Problem statement: Starting at the top of the data and stopping after the line that contains "axis-label: wavelength (10−9", rewrite those lines with every "spectrum-bar" changed to "spectrum-band" and nothing else altered.

═════ Recorded data ═════

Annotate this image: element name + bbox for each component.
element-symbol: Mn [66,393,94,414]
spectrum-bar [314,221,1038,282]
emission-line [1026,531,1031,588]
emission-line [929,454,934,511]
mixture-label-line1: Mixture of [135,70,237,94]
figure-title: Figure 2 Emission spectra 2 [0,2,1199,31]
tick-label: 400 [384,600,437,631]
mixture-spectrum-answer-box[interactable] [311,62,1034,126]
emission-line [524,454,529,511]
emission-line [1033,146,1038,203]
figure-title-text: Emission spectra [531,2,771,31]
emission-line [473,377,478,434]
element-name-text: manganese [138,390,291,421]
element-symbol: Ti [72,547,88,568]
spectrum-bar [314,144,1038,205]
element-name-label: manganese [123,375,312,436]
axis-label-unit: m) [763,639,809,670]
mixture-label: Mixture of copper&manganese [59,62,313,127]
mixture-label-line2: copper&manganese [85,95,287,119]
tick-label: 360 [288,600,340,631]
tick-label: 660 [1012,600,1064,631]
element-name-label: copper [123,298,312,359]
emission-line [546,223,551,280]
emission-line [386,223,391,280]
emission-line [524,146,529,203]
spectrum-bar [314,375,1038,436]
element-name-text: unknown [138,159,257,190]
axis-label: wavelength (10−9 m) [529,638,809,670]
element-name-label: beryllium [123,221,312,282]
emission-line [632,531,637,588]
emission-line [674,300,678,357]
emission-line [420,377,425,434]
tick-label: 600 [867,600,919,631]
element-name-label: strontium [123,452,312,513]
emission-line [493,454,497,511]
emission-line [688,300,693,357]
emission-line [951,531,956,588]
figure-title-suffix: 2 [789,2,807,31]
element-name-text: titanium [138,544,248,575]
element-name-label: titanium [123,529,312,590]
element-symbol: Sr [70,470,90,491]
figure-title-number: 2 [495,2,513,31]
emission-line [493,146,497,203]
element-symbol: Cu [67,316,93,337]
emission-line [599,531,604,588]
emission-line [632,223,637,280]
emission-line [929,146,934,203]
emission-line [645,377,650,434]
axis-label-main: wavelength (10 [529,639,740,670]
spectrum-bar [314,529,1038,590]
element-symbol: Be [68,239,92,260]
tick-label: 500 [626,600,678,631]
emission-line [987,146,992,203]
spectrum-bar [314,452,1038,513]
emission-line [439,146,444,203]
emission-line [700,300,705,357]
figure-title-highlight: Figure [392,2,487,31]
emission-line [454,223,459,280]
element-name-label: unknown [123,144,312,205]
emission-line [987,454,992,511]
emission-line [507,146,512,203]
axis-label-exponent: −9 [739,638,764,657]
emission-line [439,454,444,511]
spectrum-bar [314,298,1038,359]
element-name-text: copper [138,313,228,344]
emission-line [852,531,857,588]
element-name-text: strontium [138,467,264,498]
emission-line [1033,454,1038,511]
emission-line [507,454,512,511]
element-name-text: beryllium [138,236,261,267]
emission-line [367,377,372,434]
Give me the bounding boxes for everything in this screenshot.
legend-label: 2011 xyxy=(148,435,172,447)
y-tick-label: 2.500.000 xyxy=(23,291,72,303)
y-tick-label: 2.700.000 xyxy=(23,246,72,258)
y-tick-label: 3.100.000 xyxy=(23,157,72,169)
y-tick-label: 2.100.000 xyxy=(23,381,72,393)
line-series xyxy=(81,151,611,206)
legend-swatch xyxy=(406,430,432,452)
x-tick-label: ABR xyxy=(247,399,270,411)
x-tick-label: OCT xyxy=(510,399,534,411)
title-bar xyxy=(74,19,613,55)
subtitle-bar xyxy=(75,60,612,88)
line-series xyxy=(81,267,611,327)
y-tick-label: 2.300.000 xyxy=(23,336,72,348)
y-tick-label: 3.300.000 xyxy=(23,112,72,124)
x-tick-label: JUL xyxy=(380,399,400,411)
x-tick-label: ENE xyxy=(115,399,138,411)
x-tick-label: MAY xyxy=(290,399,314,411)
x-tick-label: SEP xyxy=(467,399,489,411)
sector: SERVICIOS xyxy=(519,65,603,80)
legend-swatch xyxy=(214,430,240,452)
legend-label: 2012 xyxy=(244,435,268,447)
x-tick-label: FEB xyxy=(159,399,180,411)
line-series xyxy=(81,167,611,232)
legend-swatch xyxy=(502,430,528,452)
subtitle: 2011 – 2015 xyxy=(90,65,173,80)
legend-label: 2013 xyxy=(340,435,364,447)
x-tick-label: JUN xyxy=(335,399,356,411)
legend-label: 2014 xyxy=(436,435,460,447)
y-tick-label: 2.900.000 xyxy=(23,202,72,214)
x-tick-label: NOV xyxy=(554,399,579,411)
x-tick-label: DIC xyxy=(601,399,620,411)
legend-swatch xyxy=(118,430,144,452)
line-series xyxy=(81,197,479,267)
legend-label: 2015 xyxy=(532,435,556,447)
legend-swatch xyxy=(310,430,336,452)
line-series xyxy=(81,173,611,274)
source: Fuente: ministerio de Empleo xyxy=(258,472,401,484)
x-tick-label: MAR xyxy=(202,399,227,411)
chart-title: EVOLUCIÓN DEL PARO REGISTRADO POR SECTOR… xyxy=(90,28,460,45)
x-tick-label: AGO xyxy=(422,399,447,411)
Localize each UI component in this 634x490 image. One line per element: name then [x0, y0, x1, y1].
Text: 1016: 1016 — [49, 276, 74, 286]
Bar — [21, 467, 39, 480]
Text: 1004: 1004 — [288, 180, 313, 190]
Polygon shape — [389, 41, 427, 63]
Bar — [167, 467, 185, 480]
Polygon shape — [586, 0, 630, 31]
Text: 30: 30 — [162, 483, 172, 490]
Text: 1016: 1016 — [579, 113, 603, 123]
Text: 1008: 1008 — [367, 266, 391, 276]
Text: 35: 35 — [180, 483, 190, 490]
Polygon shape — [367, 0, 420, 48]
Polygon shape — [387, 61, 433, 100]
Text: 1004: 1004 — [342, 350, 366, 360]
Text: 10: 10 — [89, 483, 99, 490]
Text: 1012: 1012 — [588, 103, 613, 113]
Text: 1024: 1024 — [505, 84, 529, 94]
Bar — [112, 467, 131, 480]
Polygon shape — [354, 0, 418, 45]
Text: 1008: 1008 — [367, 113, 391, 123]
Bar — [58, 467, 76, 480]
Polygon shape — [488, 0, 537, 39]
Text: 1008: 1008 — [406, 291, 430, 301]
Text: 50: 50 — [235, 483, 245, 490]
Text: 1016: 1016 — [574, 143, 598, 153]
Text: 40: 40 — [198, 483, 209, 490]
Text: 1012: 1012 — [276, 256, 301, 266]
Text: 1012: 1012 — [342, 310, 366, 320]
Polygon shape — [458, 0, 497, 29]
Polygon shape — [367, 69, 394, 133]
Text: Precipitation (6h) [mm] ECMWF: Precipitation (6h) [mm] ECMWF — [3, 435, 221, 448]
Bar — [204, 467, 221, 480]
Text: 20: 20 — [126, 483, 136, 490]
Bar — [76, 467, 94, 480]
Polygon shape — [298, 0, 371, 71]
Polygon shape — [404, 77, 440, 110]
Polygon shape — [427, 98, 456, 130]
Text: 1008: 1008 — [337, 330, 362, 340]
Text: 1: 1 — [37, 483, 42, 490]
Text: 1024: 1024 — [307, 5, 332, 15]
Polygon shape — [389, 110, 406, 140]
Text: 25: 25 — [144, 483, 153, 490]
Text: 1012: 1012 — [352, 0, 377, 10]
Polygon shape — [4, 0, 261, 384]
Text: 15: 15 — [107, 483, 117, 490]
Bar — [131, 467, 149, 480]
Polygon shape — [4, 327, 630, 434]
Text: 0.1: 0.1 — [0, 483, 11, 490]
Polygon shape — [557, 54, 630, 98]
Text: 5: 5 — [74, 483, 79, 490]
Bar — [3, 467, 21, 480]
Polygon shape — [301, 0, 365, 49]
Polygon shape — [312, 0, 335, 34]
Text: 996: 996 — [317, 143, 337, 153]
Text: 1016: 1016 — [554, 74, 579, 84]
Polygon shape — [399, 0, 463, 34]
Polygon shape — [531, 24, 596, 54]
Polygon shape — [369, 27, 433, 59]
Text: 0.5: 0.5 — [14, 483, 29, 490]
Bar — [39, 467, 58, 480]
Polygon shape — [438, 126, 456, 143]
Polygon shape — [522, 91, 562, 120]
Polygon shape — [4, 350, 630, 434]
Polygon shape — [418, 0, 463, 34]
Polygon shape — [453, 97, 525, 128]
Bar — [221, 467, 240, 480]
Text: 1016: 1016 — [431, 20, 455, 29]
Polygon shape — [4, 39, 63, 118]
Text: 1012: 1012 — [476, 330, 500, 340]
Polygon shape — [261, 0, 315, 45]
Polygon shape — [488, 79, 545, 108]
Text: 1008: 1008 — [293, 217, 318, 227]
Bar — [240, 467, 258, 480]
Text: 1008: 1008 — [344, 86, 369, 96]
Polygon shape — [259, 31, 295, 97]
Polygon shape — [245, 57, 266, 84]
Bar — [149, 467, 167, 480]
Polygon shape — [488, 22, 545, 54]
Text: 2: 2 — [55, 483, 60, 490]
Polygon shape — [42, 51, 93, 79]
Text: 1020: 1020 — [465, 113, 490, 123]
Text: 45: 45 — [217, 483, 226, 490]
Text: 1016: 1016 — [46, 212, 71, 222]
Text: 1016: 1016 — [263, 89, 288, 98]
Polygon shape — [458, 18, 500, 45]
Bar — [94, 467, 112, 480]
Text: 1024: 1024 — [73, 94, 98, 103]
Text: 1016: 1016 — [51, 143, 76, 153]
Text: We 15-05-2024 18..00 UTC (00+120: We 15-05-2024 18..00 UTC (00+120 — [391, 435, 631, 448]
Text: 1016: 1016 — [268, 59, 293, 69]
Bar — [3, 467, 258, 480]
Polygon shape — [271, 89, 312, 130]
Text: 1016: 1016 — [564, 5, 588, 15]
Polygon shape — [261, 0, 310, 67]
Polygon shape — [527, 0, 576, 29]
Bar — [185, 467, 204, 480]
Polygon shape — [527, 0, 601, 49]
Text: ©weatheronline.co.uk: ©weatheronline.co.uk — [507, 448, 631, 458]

═════

Response below:
Annotate this image: element name + bbox for each component.
element-symbol: Mn [66,393,94,414]
spectrum-band [314,221,1038,282]
emission-line [1026,531,1031,588]
emission-line [929,454,934,511]
mixture-label-line1: Mixture of [135,70,237,94]
figure-title: Figure 2 Emission spectra 2 [0,2,1199,31]
tick-label: 400 [384,600,437,631]
mixture-spectrum-answer-box[interactable] [311,62,1034,126]
emission-line [524,454,529,511]
emission-line [1033,146,1038,203]
figure-title-text: Emission spectra [531,2,771,31]
emission-line [473,377,478,434]
element-name-text: manganese [138,390,291,421]
element-symbol: Ti [72,547,88,568]
spectrum-band [314,144,1038,205]
element-name-label: manganese [123,375,312,436]
axis-label-unit: m) [763,639,809,670]
mixture-label: Mixture of copper&manganese [59,62,313,127]
mixture-label-line2: copper&manganese [85,95,287,119]
tick-label: 360 [288,600,340,631]
tick-label: 660 [1012,600,1064,631]
element-name-label: copper [123,298,312,359]
emission-line [546,223,551,280]
emission-line [386,223,391,280]
emission-line [524,146,529,203]
spectrum-band [314,375,1038,436]
element-name-text: unknown [138,159,257,190]
axis-label: wavelength (10−9 m) [529,638,809,670]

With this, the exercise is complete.